▸ Given exercise: Your task is to write out the complete listing exactly as it is shown.
## BEGIN Supplied data
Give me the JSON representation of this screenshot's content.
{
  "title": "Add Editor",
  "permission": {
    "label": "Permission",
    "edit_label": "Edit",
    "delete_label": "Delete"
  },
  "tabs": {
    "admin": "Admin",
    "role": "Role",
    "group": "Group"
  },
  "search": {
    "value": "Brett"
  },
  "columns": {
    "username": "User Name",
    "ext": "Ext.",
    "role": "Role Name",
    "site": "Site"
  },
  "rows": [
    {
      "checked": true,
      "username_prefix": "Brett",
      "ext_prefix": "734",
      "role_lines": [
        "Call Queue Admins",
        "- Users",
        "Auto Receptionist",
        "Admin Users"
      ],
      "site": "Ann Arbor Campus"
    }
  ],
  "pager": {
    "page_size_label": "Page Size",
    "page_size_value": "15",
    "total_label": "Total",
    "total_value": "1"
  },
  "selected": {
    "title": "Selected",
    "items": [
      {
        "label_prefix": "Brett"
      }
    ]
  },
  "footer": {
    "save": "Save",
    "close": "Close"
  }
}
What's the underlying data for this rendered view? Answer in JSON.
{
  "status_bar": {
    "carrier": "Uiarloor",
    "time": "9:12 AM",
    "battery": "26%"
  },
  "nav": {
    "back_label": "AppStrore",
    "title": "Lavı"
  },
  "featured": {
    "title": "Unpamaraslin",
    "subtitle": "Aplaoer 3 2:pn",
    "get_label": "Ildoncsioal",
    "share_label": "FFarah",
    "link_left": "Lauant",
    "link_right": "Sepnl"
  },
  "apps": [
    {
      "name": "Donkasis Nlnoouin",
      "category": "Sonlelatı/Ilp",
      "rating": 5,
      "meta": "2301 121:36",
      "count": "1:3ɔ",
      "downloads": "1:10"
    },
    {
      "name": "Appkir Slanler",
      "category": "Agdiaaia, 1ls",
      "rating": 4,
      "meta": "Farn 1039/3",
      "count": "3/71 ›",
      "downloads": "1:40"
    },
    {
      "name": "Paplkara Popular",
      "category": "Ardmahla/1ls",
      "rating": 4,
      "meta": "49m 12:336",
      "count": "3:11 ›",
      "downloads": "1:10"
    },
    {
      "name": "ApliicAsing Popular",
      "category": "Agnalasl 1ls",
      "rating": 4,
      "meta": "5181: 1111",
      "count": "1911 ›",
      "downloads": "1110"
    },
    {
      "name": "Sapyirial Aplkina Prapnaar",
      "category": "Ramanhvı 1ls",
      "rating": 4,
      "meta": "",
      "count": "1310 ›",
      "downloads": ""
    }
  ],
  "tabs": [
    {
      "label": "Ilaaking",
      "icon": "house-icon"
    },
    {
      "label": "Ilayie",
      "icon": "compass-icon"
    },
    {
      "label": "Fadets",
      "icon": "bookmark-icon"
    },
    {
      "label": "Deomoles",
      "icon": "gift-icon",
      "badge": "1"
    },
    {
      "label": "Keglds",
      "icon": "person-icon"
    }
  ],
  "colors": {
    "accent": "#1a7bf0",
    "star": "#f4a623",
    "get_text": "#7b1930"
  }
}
## END Supplied data
▸ Complete output:
Give me the JSON representation of this screenshot's content.
{
  "title": "Add Editor",
  "permission": {
    "label": "Permission",
    "edit_label": "Edit",
    "delete_label": "Delete"
  },
  "tabs": {
    "admin": "Admin",
    "role": "Role",
    "group": "Group"
  },
  "search": {
    "value": "Brett"
  },
  "columns": {
    "username": "User Name",
    "ext": "Ext.",
    "role": "Role Name",
    "site": "Site"
  },
  "rows": [
    {
      "checked": true,
      "username_prefix": "Brett",
      "ext_prefix": "734",
      "role_lines": [
        "Call Queue Admins",
        "- Users",
        "Auto Receptionist",
        "Admin Users"
      ],
      "site": "Ann Arbor Campus"
    }
  ],
  "pager": {
    "page_size_label": "Page Size",
    "page_size_value": "15",
    "total_label": "Total",
    "total_value": "1"
  },
  "selected": {
    "title": "Selected",
    "items": [
      {
        "label_prefix": "Brett"
      }
    ]
  },
  "footer": {
    "save": "Save",
    "close": "Close"
  }
}
What's the underlying data for this rendered view? Answer in JSON.
{
  "status_bar": {
    "carrier": "Uiarloor",
    "time": "9:12 AM",
    "battery": "26%"
  },
  "nav": {
    "back_label": "AppStrore",
    "title": "Lavı"
  },
  "featured": {
    "title": "Unpamaraslin",
    "subtitle": "Aplaoer 3 2:pn",
    "get_label": "Ildoncsioal",
    "share_label": "FFarah",
    "link_left": "Lauant",
    "link_right": "Sepnl"
  },
  "apps": [
    {
      "name": "Donkasis Nlnoouin",
      "category": "Sonlelatı/Ilp",
      "rating": 5,
      "meta": "2301 121:36",
      "count": "1:3ɔ",
      "downloads": "1:10"
    },
    {
      "name": "Appkir Slanler",
      "category": "Agdiaaia, 1ls",
      "rating": 4,
      "meta": "Farn 1039/3",
      "count": "3/71 ›",
      "downloads": "1:40"
    },
    {
      "name": "Paplkara Popular",
      "category": "Ardmahla/1ls",
      "rating": 4,
      "meta": "49m 12:336",
      "count": "3:11 ›",
      "downloads": "1:10"
    },
    {
      "name": "ApliicAsing Popular",
      "category": "Agnalasl 1ls",
      "rating": 4,
      "meta": "5181: 1111",
      "count": "1911 ›",
      "downloads": "1110"
    },
    {
      "name": "Sapyirial Aplkina Prapnaar",
      "category": "Ramanhvı 1ls",
      "rating": 4,
      "meta": "",
      "count": "1310 ›",
      "downloads": ""
    }
  ],
  "tabs": [
    {
      "label": "Ilaaking",
      "icon": "house-icon"
    },
    {
      "label": "Ilayie",
      "icon": "compass-icon"
    },
    {
      "label": "Fadets",
      "icon": "bookmark-icon"
    },
    {
      "label": "Deomoles",
      "icon": "gift-icon",
      "badge": "1"
    },
    {
      "label": "Keglds",
      "icon": "person-icon"
    }
  ],
  "colors": {
    "accent": "#1a7bf0",
    "star": "#f4a623",
    "get_text": "#7b1930"
  }
}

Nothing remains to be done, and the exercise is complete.